Extract every line that includes the string "Montparnasse".

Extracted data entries
>> START

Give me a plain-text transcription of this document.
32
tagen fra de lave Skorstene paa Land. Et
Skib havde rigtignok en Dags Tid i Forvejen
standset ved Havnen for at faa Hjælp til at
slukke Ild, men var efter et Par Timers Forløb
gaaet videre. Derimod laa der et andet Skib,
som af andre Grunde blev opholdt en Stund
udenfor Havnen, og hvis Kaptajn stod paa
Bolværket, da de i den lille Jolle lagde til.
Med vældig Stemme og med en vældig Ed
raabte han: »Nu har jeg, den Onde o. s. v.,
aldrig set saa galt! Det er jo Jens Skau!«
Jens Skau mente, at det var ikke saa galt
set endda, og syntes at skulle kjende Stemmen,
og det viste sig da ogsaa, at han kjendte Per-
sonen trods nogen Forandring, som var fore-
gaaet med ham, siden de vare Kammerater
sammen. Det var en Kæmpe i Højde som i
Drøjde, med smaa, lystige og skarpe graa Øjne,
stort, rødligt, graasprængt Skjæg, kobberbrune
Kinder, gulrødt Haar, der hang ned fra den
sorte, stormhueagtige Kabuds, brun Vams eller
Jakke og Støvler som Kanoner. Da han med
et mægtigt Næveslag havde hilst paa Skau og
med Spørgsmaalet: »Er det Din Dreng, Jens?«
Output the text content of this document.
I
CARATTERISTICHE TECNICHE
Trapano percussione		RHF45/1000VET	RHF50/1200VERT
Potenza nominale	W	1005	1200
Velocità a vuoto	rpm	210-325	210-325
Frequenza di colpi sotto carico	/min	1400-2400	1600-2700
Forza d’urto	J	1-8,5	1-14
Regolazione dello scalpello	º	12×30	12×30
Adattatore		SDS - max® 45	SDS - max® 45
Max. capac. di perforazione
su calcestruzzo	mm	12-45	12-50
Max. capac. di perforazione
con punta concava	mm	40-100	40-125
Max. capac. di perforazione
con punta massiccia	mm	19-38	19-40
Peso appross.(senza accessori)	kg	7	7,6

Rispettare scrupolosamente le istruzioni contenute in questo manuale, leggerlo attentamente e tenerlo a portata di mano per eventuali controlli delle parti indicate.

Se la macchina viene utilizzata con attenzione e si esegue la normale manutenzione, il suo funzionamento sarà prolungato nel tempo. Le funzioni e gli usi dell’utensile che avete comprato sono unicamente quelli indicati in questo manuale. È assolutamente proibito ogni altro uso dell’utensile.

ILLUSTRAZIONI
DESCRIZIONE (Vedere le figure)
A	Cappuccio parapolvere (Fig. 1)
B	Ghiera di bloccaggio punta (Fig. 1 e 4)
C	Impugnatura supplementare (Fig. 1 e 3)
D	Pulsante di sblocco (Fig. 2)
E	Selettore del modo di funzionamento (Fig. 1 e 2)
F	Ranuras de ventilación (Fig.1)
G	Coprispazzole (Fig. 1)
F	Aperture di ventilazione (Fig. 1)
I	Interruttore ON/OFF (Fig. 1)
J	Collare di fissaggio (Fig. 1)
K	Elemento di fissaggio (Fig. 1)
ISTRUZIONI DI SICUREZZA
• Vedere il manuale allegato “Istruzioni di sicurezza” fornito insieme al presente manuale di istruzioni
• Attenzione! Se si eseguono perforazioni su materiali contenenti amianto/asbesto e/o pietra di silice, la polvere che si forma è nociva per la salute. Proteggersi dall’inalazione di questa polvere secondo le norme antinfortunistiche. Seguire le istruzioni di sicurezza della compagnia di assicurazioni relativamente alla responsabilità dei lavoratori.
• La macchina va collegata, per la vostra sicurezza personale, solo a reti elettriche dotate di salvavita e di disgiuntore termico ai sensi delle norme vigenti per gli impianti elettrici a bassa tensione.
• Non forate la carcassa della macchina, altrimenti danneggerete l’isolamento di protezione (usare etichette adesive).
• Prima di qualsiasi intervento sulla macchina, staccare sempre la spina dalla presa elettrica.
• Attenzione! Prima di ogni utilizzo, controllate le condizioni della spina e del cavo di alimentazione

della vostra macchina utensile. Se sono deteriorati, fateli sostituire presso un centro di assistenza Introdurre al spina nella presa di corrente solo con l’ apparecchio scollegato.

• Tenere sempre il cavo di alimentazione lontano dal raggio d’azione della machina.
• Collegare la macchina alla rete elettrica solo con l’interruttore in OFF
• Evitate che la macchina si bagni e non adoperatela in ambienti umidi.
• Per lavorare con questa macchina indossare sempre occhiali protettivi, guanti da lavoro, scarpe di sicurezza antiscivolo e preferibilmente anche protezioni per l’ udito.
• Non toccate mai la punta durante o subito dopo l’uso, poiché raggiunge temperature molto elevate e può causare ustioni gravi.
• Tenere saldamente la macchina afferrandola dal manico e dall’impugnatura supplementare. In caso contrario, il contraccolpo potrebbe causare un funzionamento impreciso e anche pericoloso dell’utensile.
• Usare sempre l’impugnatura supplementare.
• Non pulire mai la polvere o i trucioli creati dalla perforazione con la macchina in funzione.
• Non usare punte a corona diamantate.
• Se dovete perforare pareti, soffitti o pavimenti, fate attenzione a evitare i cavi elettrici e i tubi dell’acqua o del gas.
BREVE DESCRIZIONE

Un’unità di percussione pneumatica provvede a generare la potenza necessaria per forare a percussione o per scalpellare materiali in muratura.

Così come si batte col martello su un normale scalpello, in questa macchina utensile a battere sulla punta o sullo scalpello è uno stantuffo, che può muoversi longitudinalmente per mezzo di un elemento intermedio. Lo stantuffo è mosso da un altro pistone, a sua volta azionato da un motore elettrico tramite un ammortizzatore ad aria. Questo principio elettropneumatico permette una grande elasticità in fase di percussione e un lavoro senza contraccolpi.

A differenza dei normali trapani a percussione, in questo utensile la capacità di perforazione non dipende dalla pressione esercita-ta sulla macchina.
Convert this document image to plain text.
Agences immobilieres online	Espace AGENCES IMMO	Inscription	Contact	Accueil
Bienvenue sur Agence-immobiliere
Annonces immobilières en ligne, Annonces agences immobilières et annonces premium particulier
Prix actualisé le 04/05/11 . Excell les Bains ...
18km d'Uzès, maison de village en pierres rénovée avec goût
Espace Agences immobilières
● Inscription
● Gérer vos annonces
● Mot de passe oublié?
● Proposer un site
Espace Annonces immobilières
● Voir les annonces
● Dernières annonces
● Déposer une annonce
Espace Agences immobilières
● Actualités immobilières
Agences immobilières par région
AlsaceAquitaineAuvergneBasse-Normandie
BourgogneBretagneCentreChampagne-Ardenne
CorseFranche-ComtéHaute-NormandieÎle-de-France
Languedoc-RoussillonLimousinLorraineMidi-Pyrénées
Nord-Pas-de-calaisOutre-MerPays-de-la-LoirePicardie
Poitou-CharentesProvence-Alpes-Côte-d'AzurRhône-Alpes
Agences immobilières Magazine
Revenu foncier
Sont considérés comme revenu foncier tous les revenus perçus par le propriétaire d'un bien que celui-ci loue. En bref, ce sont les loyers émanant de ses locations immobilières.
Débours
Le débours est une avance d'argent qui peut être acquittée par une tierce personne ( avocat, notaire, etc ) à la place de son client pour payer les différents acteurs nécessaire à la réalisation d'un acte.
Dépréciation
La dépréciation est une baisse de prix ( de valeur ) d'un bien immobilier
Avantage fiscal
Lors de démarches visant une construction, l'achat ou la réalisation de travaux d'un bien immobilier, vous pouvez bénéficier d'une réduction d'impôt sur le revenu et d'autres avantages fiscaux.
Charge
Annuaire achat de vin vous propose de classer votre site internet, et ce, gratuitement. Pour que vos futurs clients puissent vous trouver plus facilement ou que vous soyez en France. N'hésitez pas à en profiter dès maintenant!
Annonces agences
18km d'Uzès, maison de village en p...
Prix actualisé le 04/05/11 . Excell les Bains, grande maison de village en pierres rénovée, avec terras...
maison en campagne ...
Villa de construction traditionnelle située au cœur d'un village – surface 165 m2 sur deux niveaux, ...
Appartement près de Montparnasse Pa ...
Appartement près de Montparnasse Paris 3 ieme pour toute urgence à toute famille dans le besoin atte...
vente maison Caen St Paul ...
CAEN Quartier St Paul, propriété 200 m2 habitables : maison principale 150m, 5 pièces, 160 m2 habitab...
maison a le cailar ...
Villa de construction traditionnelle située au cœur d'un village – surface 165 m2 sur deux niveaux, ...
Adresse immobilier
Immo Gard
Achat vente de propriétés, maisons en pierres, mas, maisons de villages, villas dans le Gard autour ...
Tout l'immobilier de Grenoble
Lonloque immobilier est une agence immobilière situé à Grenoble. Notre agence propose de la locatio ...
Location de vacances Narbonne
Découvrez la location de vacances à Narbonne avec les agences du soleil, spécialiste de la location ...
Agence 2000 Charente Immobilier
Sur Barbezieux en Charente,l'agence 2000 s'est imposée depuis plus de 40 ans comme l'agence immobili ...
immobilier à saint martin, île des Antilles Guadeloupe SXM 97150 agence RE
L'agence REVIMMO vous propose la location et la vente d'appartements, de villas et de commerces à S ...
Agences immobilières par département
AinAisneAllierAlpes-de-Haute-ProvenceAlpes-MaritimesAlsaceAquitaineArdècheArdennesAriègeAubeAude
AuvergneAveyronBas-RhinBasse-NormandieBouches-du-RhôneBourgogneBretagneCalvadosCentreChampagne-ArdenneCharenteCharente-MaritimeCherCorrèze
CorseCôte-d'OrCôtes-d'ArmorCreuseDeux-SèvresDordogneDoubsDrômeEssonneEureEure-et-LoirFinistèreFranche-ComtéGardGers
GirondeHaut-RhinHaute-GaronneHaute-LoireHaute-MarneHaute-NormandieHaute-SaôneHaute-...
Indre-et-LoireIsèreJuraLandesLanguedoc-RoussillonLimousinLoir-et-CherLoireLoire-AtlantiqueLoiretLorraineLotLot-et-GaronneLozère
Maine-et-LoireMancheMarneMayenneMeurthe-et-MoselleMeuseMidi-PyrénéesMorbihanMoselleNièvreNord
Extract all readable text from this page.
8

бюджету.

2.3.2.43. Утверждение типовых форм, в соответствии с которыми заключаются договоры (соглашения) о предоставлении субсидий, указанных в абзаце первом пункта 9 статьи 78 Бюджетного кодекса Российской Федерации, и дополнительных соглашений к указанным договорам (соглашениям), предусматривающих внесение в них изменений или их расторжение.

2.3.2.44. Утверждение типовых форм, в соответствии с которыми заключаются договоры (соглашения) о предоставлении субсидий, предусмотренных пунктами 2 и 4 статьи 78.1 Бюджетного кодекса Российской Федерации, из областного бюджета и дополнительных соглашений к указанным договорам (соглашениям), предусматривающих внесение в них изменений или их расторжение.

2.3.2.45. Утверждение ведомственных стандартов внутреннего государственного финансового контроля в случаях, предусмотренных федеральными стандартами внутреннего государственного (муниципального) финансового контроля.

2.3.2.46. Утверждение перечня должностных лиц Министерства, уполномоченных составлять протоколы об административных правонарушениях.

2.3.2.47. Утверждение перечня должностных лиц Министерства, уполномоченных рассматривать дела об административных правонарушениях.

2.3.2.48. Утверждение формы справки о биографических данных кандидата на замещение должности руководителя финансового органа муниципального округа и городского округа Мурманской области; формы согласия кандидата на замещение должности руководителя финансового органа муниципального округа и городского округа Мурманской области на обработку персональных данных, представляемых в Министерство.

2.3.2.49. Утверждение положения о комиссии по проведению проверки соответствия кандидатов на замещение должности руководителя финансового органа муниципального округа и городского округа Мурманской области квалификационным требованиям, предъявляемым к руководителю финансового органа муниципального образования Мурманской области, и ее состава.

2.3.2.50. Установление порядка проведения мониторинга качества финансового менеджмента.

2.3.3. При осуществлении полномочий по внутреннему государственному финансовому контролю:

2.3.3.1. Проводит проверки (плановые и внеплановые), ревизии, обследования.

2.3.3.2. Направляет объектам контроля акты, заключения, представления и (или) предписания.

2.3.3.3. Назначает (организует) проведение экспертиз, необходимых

>> END

> _Correct result_:
Appartement près de Montparnasse Pa ...
Appartement près de Montparnasse Paris 3 ieme pour toute urgence à toute famille dans le besoin atte...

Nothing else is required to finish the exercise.